## 指示と条件:
ページ本文によると、Railsのインストール後に正常にインストールされたかどうかを確かめるには、どのコマンドを使いますか。

## ページ本文:
%%

そのため、上記の構成で開発環境を構築する際は、Rubyのバージョンを一つ前の2.4.4にされることをおすすめします。
また、テキストエディタについては、ご自身の使いやすいもので構いません。こちらの記事でもご紹介していますので参考にしてください。
関連記事:
【Ruby】初心者におすすめのテキストエディタと統合開発環境
5.Ruby on Railsの主要コマンド
Ruby on Railsのインストールや操作は、コマンドで行います。 ここでは、Ruby on Railsで用いる主要コマンドをいくつかご紹介します。詳細なRailsのインストール手順とは異なりますが、コマンド操作の雰囲気を掴んでみてください。
5.1 Ruby on Railsのインストール
■ gem install rails
Ruby on Railsをインストールするには、プログラミング言語Rubyのコマンドプロンプトから、「gem install rails」コマンドを実行します。
Ruby on RailsはRubyGemのうちの一つで、インストールには数分かかります。
■ rails -v
Railsのインストール後は、「rails -v」コマンドでバージョンを表示させることで、正常にインストールされているかどうか確認することができます。
2018年7月時点で、Rails5.2がインストールされました。
5.2 Railsアプリの作成
■ rails new [アプリケーション名]
Railsアプリケーションの新規作成のコマンドです。
ここでは、「sample」という名前の新規アプリケーションを作成しています。

%%

## 提示データ:
%%

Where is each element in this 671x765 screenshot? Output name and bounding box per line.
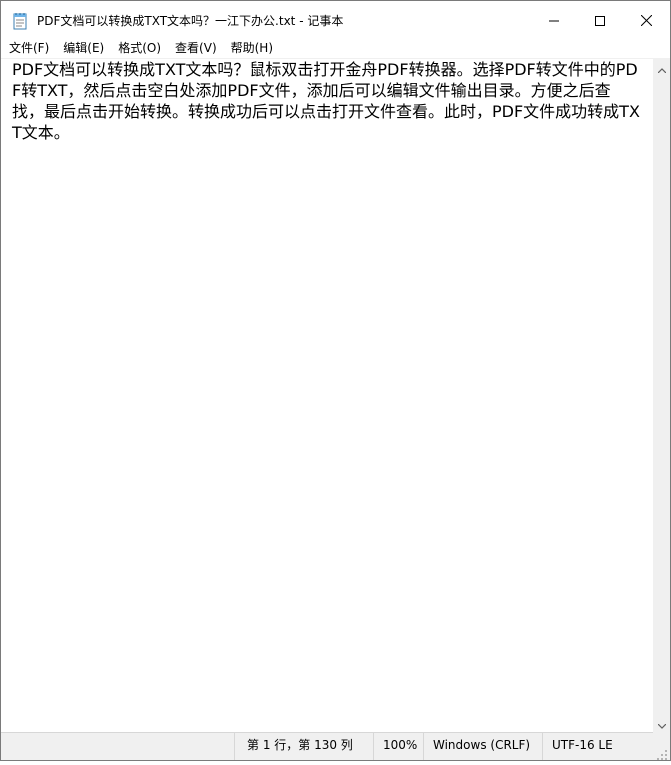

%%
%%

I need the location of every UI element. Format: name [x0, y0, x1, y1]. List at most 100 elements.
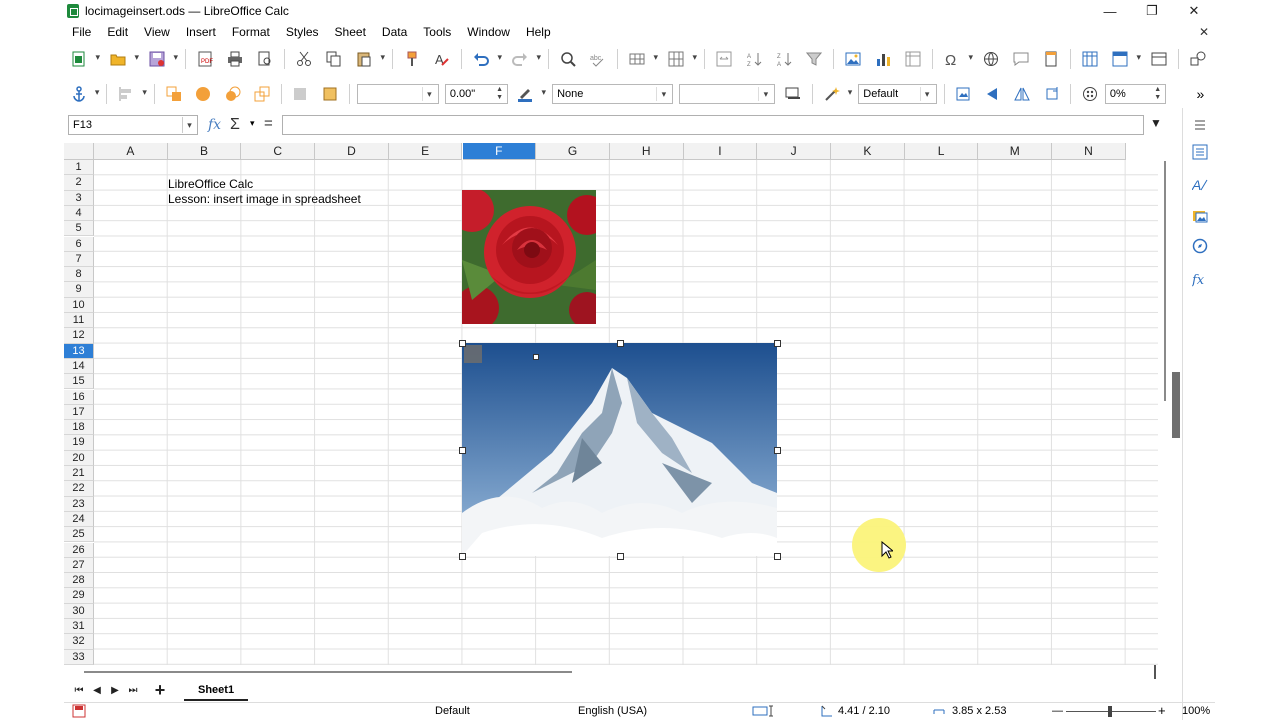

%%

## 問題の解答:
「rails -v」コマンドでバージョンを表示させて確認します。